— START RAW DATA —
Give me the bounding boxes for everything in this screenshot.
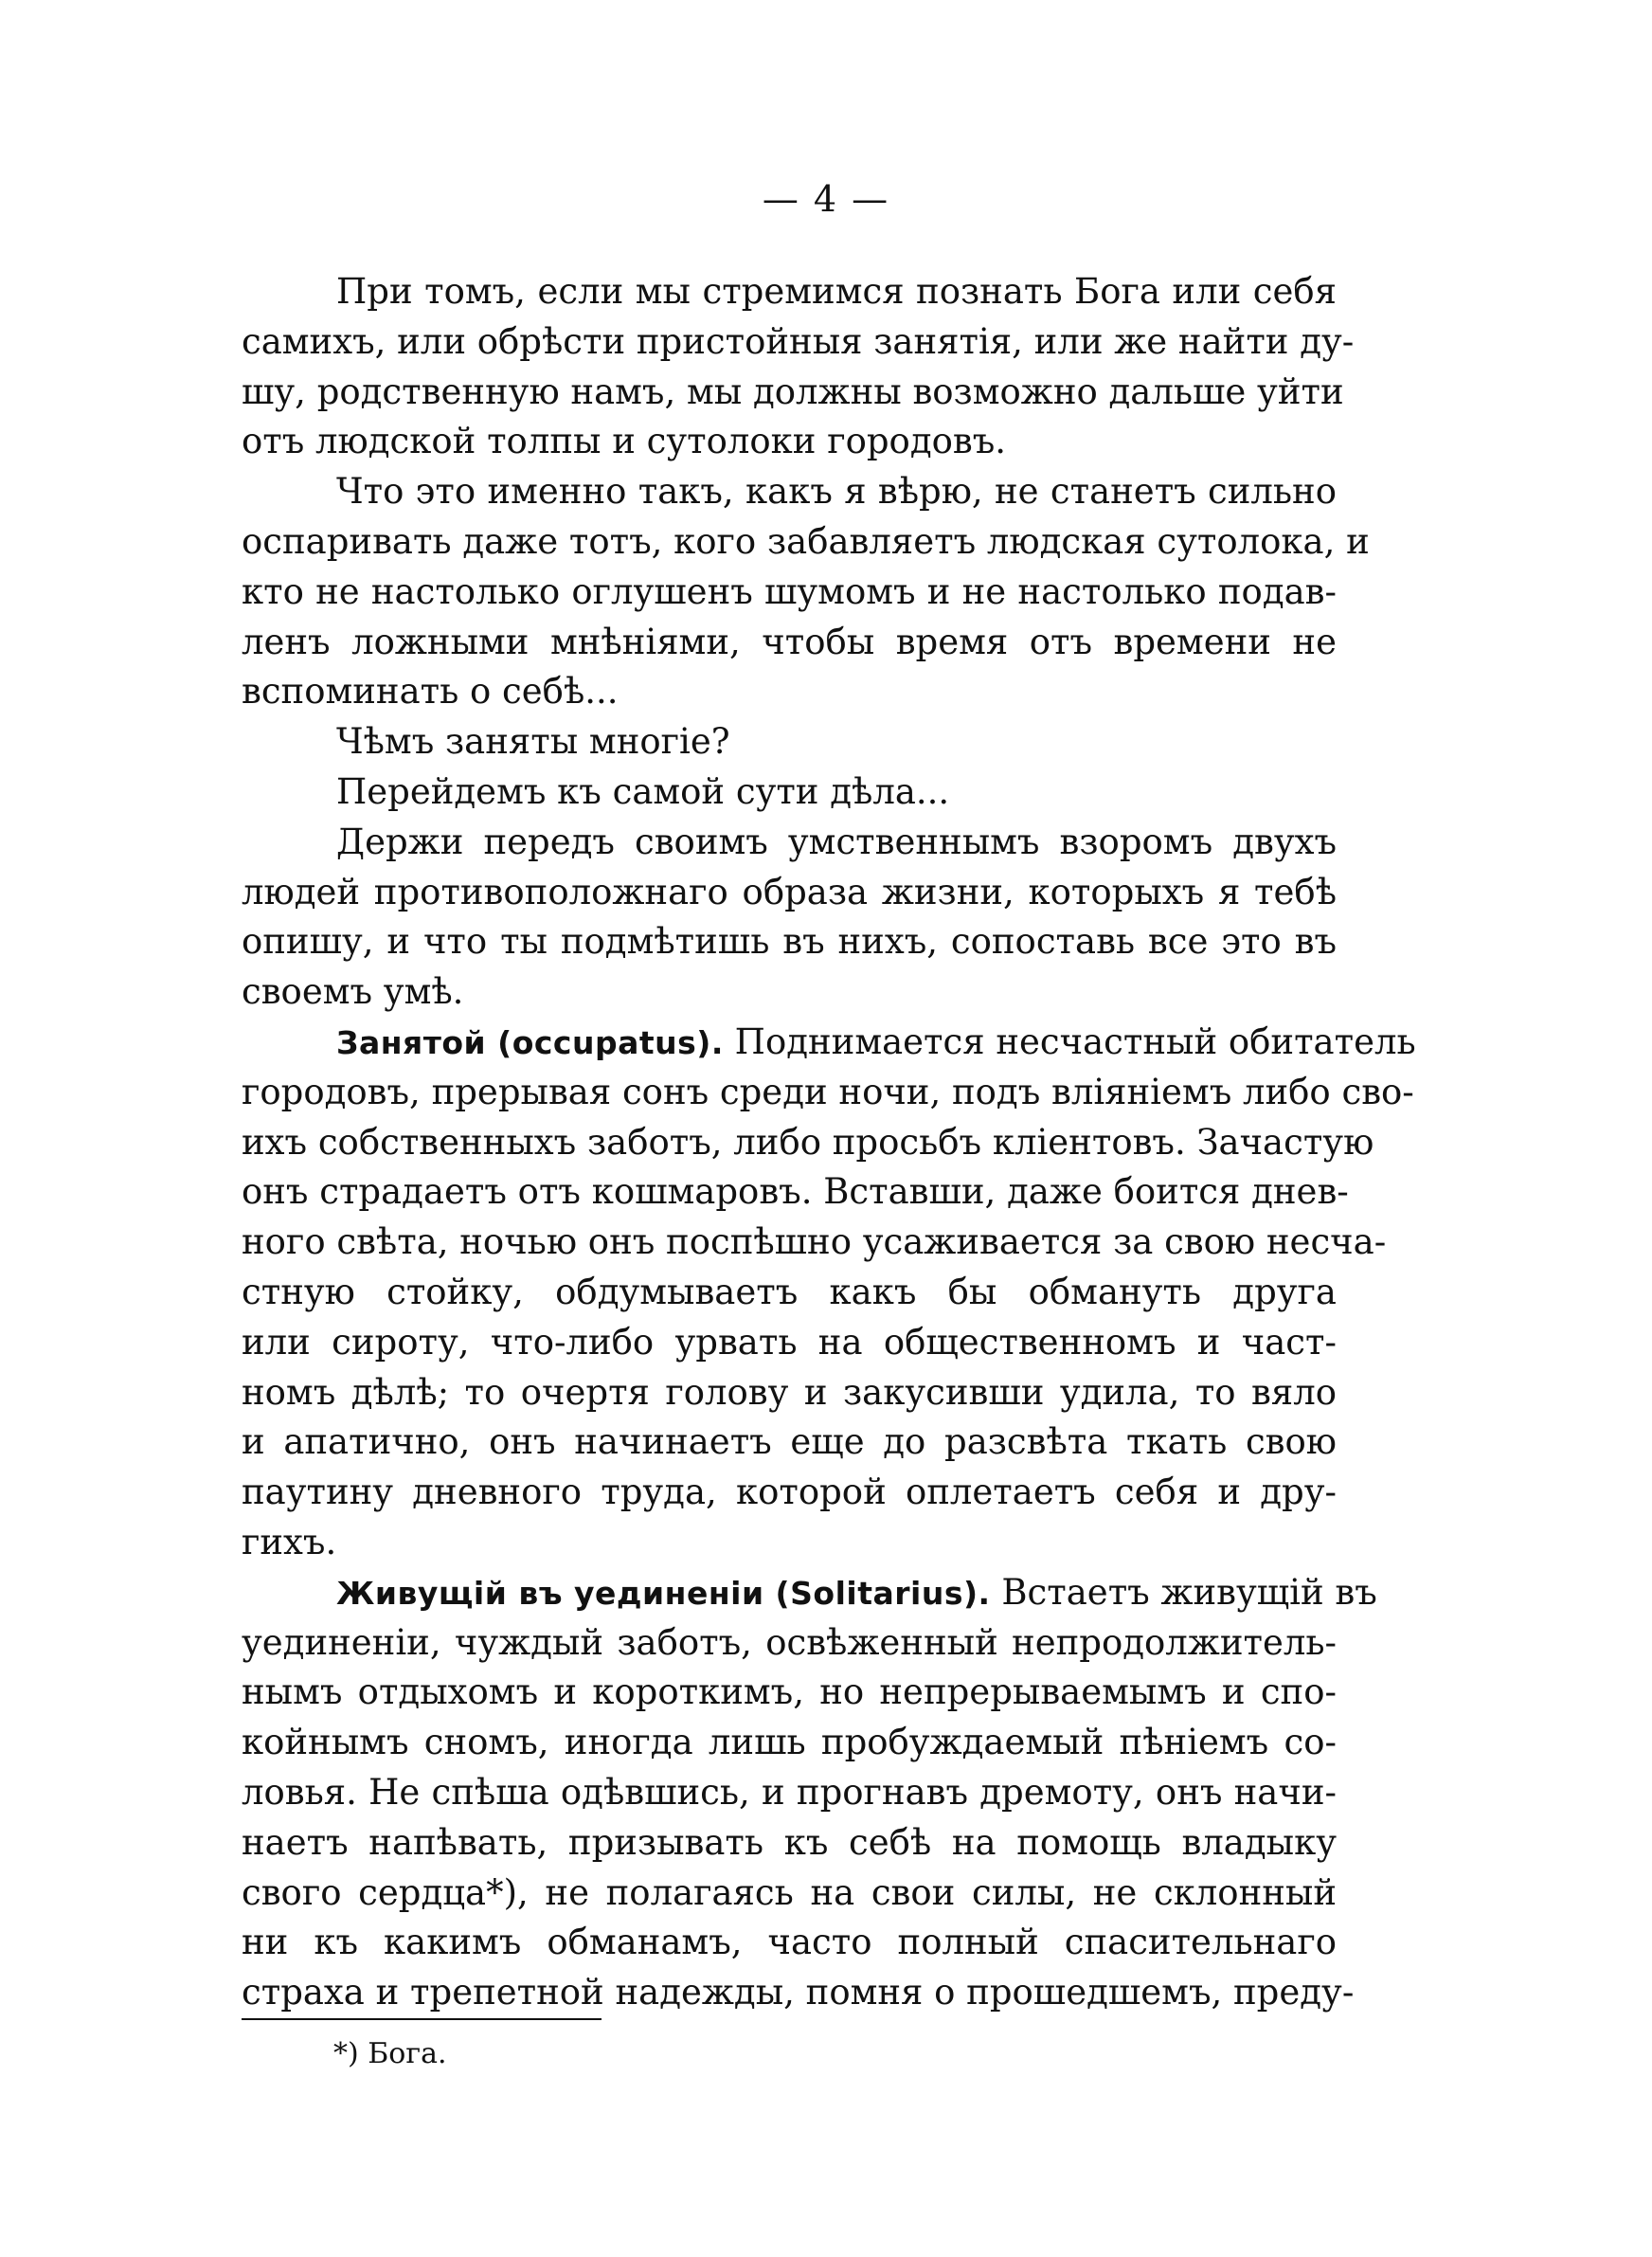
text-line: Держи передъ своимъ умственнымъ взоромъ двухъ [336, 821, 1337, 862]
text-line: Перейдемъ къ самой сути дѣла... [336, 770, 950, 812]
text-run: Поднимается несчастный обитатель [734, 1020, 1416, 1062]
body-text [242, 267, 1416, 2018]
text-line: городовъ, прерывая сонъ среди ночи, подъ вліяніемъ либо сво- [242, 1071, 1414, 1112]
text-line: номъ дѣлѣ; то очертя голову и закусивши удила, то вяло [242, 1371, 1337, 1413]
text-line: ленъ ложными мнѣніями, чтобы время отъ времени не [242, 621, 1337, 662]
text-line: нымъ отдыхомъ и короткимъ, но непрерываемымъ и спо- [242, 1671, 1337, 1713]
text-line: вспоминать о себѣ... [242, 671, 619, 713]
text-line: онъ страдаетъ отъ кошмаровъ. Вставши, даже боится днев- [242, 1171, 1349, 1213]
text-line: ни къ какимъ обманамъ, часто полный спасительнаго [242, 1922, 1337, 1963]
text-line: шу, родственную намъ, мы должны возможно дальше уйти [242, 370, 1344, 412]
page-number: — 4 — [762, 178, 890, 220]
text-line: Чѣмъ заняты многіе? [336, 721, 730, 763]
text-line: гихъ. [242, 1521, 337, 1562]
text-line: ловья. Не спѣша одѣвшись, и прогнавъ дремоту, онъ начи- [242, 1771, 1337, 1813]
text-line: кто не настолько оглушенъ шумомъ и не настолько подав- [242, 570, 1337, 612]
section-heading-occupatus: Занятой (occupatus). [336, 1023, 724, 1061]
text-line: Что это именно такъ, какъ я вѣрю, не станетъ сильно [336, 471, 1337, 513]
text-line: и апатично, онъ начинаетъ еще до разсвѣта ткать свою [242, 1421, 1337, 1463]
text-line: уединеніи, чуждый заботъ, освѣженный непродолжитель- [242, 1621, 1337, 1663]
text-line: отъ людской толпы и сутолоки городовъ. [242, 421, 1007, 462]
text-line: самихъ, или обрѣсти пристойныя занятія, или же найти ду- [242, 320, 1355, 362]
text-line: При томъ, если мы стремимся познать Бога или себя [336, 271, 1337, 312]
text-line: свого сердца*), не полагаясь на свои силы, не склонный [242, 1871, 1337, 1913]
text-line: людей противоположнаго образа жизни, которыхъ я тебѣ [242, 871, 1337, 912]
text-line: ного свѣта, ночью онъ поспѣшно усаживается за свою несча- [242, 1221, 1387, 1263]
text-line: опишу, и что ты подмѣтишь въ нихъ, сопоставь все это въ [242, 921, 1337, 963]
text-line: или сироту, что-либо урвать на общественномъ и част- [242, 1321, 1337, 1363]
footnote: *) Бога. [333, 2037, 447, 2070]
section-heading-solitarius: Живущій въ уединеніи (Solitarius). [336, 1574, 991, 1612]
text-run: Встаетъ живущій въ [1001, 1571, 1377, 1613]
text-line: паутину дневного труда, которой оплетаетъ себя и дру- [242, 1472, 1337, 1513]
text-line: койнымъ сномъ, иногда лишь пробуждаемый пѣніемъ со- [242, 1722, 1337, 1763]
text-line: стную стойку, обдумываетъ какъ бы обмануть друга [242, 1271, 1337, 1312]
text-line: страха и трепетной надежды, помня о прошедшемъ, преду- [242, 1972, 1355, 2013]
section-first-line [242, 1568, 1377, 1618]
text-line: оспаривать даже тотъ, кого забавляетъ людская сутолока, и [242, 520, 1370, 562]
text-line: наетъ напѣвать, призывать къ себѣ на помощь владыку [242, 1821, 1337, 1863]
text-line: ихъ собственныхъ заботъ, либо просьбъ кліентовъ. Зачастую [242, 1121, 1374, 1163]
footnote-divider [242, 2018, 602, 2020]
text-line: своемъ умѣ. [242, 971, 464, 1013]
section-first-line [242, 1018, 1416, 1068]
— END RAW DATA —
_SET TASK_
Reproduce only the part of the entries that opens with the line containing "text-line: Держи передъ" and closes with the line containing "text-line: городовъ, прерывая", changing "обитатель" to "житель" and keeping everything else the same.

_TASK OUTPUT_
text-line: Держи передъ своимъ умственнымъ взоромъ двухъ [336, 821, 1337, 862]
text-line: Перейдемъ къ самой сути дѣла... [336, 770, 950, 812]
text-run: Поднимается несчастный житель [734, 1020, 1416, 1062]
body-text [242, 267, 1416, 2018]
text-line: городовъ, прерывая сонъ среди ночи, подъ вліяніемъ либо сво- [242, 1071, 1414, 1112]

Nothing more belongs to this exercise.